## EXERCISE
Locate every line in the records below that contains the word "type", and copy each one.

>>>

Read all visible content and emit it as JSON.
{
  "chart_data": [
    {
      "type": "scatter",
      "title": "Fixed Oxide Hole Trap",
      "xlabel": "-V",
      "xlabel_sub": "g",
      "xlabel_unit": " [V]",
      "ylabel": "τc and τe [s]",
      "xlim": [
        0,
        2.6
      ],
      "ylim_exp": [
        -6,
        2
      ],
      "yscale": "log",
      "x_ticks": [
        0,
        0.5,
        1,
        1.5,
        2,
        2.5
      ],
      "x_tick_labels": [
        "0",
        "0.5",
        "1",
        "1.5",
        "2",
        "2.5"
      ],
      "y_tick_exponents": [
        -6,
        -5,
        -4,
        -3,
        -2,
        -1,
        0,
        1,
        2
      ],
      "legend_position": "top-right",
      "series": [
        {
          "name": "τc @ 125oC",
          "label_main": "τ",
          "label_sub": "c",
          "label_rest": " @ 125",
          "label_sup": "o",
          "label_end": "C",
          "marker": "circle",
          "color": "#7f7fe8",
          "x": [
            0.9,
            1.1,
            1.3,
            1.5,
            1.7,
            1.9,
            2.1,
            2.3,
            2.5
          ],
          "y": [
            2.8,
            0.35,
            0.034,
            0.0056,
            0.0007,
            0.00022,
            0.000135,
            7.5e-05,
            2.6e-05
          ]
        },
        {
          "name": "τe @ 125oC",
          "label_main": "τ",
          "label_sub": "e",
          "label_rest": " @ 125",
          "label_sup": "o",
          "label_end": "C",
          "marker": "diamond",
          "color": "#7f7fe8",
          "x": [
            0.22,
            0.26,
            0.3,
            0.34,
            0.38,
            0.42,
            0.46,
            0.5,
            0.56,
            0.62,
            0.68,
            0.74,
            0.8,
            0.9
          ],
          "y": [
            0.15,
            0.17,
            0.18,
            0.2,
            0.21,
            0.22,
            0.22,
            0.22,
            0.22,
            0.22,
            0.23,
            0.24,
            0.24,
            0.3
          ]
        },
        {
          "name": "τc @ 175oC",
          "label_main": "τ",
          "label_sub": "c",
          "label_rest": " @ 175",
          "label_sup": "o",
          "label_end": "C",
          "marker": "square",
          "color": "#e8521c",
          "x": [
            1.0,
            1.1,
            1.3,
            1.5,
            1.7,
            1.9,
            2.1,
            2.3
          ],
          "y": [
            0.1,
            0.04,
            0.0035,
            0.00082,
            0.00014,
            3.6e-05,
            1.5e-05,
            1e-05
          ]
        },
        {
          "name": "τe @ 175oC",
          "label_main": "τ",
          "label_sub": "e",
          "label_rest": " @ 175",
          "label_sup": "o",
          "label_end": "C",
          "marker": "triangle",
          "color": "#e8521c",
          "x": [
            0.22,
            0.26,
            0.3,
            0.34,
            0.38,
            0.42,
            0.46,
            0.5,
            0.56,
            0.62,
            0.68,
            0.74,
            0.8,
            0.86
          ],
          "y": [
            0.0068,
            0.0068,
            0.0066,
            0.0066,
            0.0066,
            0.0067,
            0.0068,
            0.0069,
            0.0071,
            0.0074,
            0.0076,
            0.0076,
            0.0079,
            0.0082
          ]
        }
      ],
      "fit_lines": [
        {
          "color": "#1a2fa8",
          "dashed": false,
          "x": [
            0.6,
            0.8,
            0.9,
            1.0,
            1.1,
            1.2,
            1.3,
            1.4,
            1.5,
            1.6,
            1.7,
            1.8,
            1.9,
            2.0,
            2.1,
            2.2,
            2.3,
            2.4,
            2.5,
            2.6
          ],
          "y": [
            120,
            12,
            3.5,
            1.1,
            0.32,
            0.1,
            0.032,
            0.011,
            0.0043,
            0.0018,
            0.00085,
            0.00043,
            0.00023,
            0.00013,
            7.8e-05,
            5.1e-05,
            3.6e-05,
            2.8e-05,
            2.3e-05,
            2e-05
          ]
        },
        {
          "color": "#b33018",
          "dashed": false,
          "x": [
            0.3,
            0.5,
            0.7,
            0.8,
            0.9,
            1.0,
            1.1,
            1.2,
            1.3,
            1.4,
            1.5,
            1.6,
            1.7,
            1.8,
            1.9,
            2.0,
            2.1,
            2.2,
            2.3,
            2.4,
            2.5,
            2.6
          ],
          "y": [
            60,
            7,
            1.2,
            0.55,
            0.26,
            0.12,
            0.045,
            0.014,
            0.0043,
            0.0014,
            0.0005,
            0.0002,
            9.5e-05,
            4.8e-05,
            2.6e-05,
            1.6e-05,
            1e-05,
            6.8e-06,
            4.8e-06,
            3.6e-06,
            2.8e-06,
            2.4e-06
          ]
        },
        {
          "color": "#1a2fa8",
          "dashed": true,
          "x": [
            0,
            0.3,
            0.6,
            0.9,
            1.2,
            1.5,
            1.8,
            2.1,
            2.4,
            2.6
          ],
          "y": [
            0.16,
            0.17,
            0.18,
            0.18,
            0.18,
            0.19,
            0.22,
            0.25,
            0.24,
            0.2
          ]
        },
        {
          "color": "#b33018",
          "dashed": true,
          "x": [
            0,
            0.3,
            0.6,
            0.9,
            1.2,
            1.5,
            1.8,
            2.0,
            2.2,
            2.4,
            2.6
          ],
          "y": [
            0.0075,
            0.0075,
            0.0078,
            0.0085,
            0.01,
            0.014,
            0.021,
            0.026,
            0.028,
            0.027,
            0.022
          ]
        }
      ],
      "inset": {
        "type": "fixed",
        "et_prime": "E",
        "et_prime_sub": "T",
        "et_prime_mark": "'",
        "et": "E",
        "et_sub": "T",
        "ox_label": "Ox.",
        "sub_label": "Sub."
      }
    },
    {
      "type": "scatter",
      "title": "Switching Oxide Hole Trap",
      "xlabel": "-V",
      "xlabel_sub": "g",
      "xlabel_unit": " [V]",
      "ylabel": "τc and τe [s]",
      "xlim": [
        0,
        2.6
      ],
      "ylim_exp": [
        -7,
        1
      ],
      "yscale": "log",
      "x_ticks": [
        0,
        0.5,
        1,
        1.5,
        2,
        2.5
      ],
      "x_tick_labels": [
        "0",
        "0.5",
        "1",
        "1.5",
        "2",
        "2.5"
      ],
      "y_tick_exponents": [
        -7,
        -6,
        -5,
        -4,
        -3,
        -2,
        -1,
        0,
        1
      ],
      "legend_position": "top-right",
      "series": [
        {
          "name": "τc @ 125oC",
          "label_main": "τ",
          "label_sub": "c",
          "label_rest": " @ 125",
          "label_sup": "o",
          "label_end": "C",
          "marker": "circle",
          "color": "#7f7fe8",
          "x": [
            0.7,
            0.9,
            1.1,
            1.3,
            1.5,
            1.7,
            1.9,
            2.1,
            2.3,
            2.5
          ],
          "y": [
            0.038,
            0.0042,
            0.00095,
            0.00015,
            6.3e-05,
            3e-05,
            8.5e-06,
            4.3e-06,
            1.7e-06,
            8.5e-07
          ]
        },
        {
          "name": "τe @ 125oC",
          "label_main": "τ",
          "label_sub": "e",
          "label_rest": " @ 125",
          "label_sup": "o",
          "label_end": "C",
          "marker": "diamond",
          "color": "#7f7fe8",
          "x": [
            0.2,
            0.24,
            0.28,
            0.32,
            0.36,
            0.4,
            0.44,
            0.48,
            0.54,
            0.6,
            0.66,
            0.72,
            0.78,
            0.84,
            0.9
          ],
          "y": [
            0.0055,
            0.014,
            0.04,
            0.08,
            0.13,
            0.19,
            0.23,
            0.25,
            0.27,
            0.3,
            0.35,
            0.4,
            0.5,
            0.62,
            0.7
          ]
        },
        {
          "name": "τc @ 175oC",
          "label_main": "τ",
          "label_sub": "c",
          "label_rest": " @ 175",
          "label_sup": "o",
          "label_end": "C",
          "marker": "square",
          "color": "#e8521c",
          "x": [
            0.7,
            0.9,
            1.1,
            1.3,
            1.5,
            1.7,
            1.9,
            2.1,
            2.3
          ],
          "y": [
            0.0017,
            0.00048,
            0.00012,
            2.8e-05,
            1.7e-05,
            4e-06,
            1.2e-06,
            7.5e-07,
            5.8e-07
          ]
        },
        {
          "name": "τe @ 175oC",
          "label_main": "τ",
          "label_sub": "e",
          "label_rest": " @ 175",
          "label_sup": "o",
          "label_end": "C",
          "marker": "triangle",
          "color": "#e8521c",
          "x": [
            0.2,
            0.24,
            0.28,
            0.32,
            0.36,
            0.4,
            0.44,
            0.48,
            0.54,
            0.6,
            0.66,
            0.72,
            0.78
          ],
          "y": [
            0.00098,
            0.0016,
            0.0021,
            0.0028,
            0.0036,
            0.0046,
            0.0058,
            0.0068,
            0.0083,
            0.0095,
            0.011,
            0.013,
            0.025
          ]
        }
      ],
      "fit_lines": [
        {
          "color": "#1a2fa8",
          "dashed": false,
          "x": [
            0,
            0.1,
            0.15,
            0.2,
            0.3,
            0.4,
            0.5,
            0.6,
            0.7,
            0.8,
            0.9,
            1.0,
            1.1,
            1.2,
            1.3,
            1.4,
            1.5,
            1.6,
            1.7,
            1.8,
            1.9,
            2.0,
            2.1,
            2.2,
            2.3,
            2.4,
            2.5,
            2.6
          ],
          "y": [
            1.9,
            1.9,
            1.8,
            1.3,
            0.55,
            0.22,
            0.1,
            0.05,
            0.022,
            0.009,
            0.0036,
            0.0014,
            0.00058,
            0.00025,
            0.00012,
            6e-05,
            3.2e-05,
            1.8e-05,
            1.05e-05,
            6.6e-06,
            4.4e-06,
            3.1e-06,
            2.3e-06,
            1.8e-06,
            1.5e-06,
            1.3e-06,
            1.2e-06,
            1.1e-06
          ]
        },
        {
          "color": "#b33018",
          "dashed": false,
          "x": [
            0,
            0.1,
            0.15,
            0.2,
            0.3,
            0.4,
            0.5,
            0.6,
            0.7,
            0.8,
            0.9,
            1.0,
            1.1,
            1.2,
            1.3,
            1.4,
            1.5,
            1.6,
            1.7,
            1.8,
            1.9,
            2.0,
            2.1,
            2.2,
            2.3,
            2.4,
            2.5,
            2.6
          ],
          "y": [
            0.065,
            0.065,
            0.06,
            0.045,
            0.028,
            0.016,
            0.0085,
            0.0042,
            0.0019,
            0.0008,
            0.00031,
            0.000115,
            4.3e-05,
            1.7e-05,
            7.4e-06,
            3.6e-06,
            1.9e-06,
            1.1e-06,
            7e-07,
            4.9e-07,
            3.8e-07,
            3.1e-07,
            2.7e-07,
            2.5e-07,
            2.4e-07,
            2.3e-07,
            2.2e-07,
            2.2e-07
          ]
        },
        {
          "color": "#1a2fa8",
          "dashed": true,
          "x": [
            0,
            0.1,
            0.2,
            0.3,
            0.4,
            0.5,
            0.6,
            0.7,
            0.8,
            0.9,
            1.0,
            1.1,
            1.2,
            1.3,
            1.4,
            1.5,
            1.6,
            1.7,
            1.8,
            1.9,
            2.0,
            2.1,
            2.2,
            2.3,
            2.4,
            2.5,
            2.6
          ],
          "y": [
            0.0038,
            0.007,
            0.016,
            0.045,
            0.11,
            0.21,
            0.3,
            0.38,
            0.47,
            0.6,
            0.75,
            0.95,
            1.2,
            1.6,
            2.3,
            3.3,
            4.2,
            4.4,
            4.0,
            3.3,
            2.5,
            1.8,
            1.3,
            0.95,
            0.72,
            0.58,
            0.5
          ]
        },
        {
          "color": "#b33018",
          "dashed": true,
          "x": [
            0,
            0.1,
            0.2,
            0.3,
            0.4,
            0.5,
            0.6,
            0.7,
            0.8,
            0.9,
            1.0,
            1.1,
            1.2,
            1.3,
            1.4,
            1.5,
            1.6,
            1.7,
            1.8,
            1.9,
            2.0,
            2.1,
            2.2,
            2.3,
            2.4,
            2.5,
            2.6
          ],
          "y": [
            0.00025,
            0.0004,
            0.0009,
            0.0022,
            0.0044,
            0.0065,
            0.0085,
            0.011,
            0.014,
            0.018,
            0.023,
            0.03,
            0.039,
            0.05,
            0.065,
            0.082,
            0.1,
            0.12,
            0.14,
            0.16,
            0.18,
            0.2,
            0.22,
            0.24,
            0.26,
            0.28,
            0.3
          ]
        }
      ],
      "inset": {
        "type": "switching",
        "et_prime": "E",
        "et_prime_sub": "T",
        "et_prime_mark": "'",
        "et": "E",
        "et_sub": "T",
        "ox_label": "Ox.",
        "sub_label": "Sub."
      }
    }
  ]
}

<<<

## CORRECT OUTPUT
      "type": "scatter",
        "type": "fixed",
      "type": "scatter",
        "type": "switching",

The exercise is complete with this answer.